EXERCISE OBJECTIVE:
Work through the listing below and count the lines that hold "Span". Answer with the number alone.
== DATASET EXCERPTS ==
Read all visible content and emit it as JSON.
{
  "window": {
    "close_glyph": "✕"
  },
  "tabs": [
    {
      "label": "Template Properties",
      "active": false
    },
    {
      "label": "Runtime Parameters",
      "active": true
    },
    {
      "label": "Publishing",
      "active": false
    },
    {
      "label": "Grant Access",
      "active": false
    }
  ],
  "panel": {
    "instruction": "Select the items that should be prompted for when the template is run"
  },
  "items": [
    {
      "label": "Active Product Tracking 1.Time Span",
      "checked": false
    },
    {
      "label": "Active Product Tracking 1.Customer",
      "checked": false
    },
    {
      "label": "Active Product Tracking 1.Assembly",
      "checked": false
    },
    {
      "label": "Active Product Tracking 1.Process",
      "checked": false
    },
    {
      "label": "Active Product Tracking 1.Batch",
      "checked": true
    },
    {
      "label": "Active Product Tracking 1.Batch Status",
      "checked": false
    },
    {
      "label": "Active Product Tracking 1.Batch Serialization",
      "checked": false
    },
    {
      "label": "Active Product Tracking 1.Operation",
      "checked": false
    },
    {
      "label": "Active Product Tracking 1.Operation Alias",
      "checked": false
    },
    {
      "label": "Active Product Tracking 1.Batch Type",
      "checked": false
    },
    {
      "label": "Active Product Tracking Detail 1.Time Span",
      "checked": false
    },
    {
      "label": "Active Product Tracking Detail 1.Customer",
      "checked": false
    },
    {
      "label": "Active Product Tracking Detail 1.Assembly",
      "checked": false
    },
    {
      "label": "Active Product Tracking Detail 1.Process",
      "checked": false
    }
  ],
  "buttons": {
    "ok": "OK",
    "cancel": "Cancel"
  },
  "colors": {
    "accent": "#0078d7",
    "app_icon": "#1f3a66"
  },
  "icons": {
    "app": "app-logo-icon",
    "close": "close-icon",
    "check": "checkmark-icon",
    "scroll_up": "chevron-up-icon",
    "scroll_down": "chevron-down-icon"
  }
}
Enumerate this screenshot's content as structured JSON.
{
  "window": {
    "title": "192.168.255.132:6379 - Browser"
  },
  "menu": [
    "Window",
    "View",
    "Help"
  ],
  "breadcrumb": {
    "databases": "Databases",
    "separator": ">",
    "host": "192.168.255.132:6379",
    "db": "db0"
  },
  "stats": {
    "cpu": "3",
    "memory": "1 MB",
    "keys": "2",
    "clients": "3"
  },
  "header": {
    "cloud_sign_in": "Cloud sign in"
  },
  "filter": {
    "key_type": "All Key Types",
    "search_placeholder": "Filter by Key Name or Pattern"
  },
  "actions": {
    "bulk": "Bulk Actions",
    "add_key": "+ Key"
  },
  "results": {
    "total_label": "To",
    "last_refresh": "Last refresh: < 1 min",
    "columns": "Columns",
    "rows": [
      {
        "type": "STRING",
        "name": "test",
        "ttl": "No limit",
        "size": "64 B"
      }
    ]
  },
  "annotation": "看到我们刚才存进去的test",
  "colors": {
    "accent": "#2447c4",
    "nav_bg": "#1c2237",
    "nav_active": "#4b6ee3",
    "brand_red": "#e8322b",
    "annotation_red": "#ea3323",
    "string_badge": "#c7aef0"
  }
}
===
ANSWER TO THIS TASK:
2